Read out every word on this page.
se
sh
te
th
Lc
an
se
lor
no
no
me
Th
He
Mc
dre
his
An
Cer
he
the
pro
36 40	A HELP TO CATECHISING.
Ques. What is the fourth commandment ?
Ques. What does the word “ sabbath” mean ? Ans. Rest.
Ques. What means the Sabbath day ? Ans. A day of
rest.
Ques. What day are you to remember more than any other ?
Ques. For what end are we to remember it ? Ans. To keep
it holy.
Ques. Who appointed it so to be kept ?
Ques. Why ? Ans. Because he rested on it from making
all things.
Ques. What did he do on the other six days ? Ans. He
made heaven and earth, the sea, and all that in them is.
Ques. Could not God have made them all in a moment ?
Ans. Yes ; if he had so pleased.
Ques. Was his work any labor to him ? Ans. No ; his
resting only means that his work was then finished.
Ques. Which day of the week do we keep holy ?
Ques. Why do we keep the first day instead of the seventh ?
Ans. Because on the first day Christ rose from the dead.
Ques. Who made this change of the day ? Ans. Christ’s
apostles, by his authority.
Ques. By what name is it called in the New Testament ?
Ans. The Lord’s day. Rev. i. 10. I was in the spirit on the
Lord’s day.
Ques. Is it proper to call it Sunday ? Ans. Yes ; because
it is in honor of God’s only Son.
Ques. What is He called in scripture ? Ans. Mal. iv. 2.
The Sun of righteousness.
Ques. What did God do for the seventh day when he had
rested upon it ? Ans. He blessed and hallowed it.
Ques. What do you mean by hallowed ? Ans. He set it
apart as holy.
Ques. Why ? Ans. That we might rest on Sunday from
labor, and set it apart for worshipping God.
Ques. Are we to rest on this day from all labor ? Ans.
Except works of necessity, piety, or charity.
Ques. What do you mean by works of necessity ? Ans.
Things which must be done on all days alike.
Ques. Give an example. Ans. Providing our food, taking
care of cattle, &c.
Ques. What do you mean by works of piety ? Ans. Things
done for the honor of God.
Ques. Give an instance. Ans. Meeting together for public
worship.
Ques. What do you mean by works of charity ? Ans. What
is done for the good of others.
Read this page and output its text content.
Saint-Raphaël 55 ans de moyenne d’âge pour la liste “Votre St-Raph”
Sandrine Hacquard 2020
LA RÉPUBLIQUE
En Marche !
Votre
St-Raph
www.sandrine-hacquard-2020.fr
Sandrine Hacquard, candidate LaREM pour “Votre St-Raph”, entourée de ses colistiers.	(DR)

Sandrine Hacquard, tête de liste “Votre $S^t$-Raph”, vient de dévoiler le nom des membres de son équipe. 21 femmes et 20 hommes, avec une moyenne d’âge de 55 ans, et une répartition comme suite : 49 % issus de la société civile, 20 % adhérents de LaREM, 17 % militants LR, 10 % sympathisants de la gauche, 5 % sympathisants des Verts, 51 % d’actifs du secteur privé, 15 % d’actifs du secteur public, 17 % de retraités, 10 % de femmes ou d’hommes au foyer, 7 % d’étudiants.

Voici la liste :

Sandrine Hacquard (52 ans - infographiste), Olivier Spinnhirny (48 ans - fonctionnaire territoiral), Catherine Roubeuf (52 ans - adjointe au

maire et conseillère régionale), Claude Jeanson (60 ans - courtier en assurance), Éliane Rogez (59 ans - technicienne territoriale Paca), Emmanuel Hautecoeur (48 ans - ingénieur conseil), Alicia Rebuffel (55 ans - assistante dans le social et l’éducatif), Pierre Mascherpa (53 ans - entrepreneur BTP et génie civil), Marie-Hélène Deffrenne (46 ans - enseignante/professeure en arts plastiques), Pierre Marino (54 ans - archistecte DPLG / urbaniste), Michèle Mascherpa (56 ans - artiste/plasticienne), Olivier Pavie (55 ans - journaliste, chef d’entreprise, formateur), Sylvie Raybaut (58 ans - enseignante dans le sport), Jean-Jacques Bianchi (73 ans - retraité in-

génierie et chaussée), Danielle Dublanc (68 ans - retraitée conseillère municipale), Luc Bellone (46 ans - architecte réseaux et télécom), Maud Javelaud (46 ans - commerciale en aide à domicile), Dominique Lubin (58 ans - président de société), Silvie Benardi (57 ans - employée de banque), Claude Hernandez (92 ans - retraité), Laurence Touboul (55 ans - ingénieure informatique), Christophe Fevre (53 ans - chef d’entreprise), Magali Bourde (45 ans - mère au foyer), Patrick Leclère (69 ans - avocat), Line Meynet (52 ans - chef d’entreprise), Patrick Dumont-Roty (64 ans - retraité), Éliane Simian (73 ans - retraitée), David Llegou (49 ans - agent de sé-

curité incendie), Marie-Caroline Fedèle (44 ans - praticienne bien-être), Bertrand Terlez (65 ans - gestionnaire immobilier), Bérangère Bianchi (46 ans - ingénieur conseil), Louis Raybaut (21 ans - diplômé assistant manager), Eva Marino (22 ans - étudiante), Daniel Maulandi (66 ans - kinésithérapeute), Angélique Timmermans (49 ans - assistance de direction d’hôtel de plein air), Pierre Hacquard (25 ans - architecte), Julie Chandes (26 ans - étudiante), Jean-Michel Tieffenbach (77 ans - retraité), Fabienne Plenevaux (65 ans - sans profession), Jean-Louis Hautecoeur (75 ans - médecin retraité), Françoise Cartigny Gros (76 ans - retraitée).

- PROBLEM DESCRIPTION -
Output every record above exactly as it appears.

- EXERCISE RESPONSE -
Read out every word on this page.
se
sh
te
th
Lc
an
se
lor
no
no
me
Th
He
Mc
dre
his
An
Cer
he
the
pro
36 40	A HELP TO CATECHISING.
Ques. What is the fourth commandment ?
Ques. What does the word “ sabbath” mean ? Ans. Rest.
Ques. What means the Sabbath day ? Ans. A day of
rest.
Ques. What day are you to remember more than any other ?
Ques. For what end are we to remember it ? Ans. To keep
it holy.
Ques. Who appointed it so to be kept ?
Ques. Why ? Ans. Because he rested on it from making
all things.
Ques. What did he do on the other six days ? Ans. He
made heaven and earth, the sea, and all that in them is.
Ques. Could not God have made them all in a moment ?
Ans. Yes ; if he had so pleased.
Ques. Was his work any labor to him ? Ans. No ; his
resting only means that his work was then finished.
Ques. Which day of the week do we keep holy ?
Ques. Why do we keep the first day instead of the seventh ?
Ans. Because on the first day Christ rose from the dead.
Ques. Who made this change of the day ? Ans. Christ’s
apostles, by his authority.
Ques. By what name is it called in the New Testament ?
Ans. The Lord’s day. Rev. i. 10. I was in the spirit on the
Lord’s day.
Ques. Is it proper to call it Sunday ? Ans. Yes ; because
it is in honor of God’s only Son.
Ques. What is He called in scripture ? Ans. Mal. iv. 2.
The Sun of righteousness.
Ques. What did God do for the seventh day when he had
rested upon it ? Ans. He blessed and hallowed it.
Ques. What do you mean by hallowed ? Ans. He set it
apart as holy.
Ques. Why ? Ans. That we might rest on Sunday from
labor, and set it apart for worshipping God.
Ques. Are we to rest on this day from all labor ? Ans.
Except works of necessity, piety, or charity.
Ques. What do you mean by works of necessity ? Ans.
Things which must be done on all days alike.
Ques. Give an example. Ans. Providing our food, taking
care of cattle, &c.
Ques. What do you mean by works of piety ? Ans. Things
done for the honor of God.
Ques. Give an instance. Ans. Meeting together for public
worship.
Ques. What do you mean by works of charity ? Ans. What
is done for the good of others.
Read this page and output its text content.
Saint-Raphaël 55 ans de moyenne d’âge pour la liste “Votre St-Raph”
Sandrine Hacquard 2020
LA RÉPUBLIQUE
En Marche !
Votre
St-Raph
www.sandrine-hacquard-2020.fr
Sandrine Hacquard, candidate LaREM pour “Votre St-Raph”, entourée de ses colistiers.	(DR)

Sandrine Hacquard, tête de liste “Votre $S^t$-Raph”, vient de dévoiler le nom des membres de son équipe. 21 femmes et 20 hommes, avec une moyenne d’âge de 55 ans, et une répartition comme suite : 49 % issus de la société civile, 20 % adhérents de LaREM, 17 % militants LR, 10 % sympathisants de la gauche, 5 % sympathisants des Verts, 51 % d’actifs du secteur privé, 15 % d’actifs du secteur public, 17 % de retraités, 10 % de femmes ou d’hommes au foyer, 7 % d’étudiants.

Voici la liste :

Sandrine Hacquard (52 ans - infographiste), Olivier Spinnhirny (48 ans - fonctionnaire territoiral), Catherine Roubeuf (52 ans - adjointe au

maire et conseillère régionale), Claude Jeanson (60 ans - courtier en assurance), Éliane Rogez (59 ans - technicienne territoriale Paca), Emmanuel Hautecoeur (48 ans - ingénieur conseil), Alicia Rebuffel (55 ans - assistante dans le social et l’éducatif), Pierre Mascherpa (53 ans - entrepreneur BTP et génie civil), Marie-Hélène Deffrenne (46 ans - enseignante/professeure en arts plastiques), Pierre Marino (54 ans - archistecte DPLG / urbaniste), Michèle Mascherpa (56 ans - artiste/plasticienne), Olivier Pavie (55 ans - journaliste, chef d’entreprise, formateur), Sylvie Raybaut (58 ans - enseignante dans le sport), Jean-Jacques Bianchi (73 ans - retraité in-

génierie et chaussée), Danielle Dublanc (68 ans - retraitée conseillère municipale), Luc Bellone (46 ans - architecte réseaux et télécom), Maud Javelaud (46 ans - commerciale en aide à domicile), Dominique Lubin (58 ans - président de société), Silvie Benardi (57 ans - employée de banque), Claude Hernandez (92 ans - retraité), Laurence Touboul (55 ans - ingénieure informatique), Christophe Fevre (53 ans - chef d’entreprise), Magali Bourde (45 ans - mère au foyer), Patrick Leclère (69 ans - avocat), Line Meynet (52 ans - chef d’entreprise), Patrick Dumont-Roty (64 ans - retraité), Éliane Simian (73 ans - retraitée), David Llegou (49 ans - agent de sé-

curité incendie), Marie-Caroline Fedèle (44 ans - praticienne bien-être), Bertrand Terlez (65 ans - gestionnaire immobilier), Bérangère Bianchi (46 ans - ingénieur conseil), Louis Raybaut (21 ans - diplômé assistant manager), Eva Marino (22 ans - étudiante), Daniel Maulandi (66 ans - kinésithérapeute), Angélique Timmermans (49 ans - assistance de direction d’hôtel de plein air), Pierre Hacquard (25 ans - architecte), Julie Chandes (26 ans - étudiante), Jean-Michel Tieffenbach (77 ans - retraité), Fabienne Plenevaux (65 ans - sans profession), Jean-Louis Hautecoeur (75 ans - médecin retraité), Françoise Cartigny Gros (76 ans - retraitée).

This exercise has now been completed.